═══ Data listing ═══

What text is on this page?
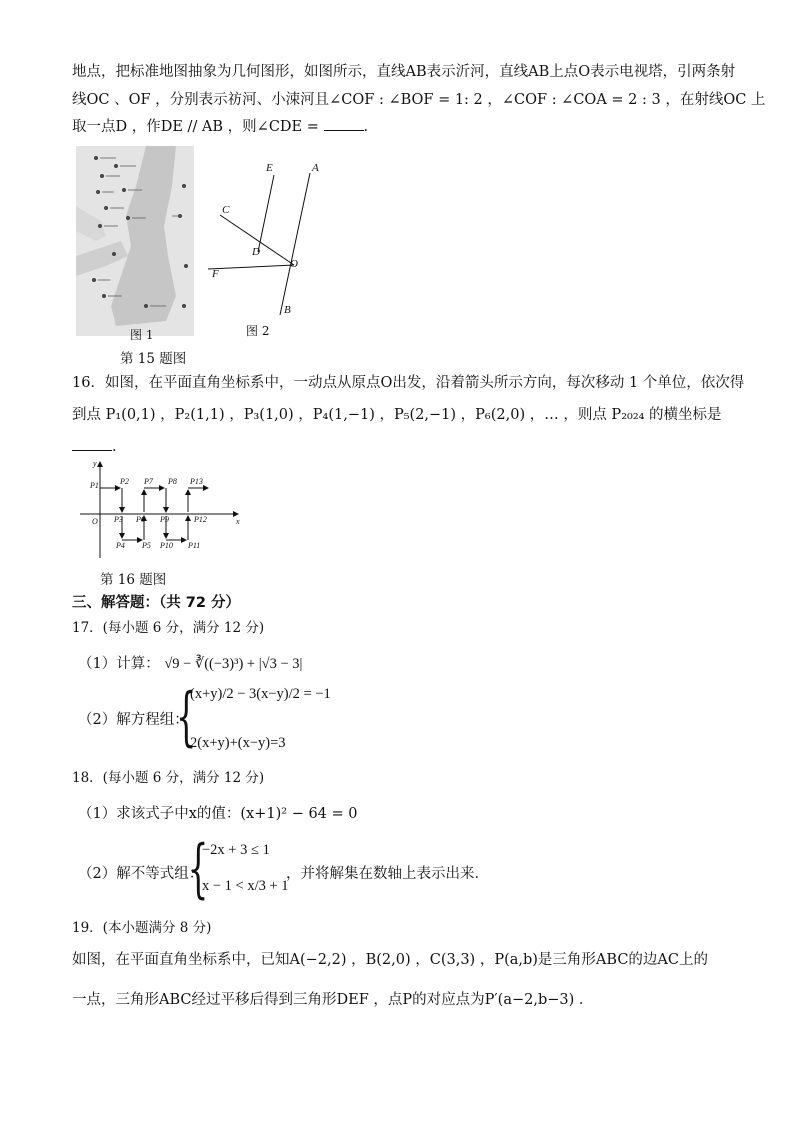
地点，把标准地图抽象为几何图形，如图所示，直线AB表示沂河，直线AB上点O表示电视塔，引两条射
线OC 、OF ，分别表示祊河、小涑河且∠COF : ∠BOF = 1: 2 ，∠COF : ∠COA = 2 : 3 ，在射线OC 上
取一点D ，作DE // AB ，则∠CDE =	.
图 1
E	A
C
D
O
F
B
图 2
第 15 题图
16．如图，在平面直角坐标系中，一动点从原点O出发，沿着箭头所示方向，每次移动 1 个单位，依次得
到点 P₁(0,1) ，P₂(1,1) ，P₃(1,0) ，P₄(1,−1) ，P₅(2,−1) ，P₆(2,0) ，… ，则点 P₂₀₂₄ 的横坐标是
.
y
x
O
P1	P2
P3
P4 P5
P6
P7 P8
P9
P10 P11
P12
P13
第 16 题图
三、解答题：（共 72 分）
17．(每小题 6 分，满分 12 分)
（1）计算： √9 − ∛((−3)³) + |√3 − 3|
（2）解方程组：
{
(x+y)/2 − 3(x−y)/2 = −1
2(x+y)+(x−y)=3
18．(每小题 6 分，满分 12 分)
（1）求该式子中x的值：(x+1)² − 64 = 0
（2）解不等式组：
{
−2x + 3 ≤ 1
x − 1 < x/3 + 1
，并将解集在数轴上表示出来．
19．(本小题满分 8 分)
如图，在平面直角坐标系中，已知A(−2,2) ，B(2,0) ，C(3,3) ，P(a,b)是三角形ABC的边AC上的
一点，三角形ABC经过平移后得到三角形DEF ，点P的对应点为P′(a−2,b−3) ．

═══

Instructions to follow> Quote the records in their entirety, keeping the wording exact and excluding pictures.

Answer for the task>
What text is on this page?
地点，把标准地图抽象为几何图形，如图所示，直线AB表示沂河，直线AB上点O表示电视塔，引两条射
线OC 、OF ，分别表示祊河、小涑河且∠COF : ∠BOF = 1: 2 ，∠COF : ∠COA = 2 : 3 ，在射线OC 上
取一点D ，作DE // AB ，则∠CDE =	.
图 1
E	A
C
D
O
F
B
图 2
第 15 题图
16．如图，在平面直角坐标系中，一动点从原点O出发，沿着箭头所示方向，每次移动 1 个单位，依次得
到点 P₁(0,1) ，P₂(1,1) ，P₃(1,0) ，P₄(1,−1) ，P₅(2,−1) ，P₆(2,0) ，… ，则点 P₂₀₂₄ 的横坐标是
.
y
x
O
P1	P2
P3
P4 P5
P6
P7 P8
P9
P10 P11
P12
P13
第 16 题图
三、解答题：（共 72 分）
17．(每小题 6 分，满分 12 分)
（1）计算： √9 − ∛((−3)³) + |√3 − 3|
（2）解方程组：
{
(x+y)/2 − 3(x−y)/2 = −1
2(x+y)+(x−y)=3
18．(每小题 6 分，满分 12 分)
（1）求该式子中x的值：(x+1)² − 64 = 0
（2）解不等式组：
{
−2x + 3 ≤ 1
x − 1 < x/3 + 1
，并将解集在数轴上表示出来．
19．(本小题满分 8 分)
如图，在平面直角坐标系中，已知A(−2,2) ，B(2,0) ，C(3,3) ，P(a,b)是三角形ABC的边AC上的
一点，三角形ABC经过平移后得到三角形DEF ，点P的对应点为P′(a−2,b−3) ．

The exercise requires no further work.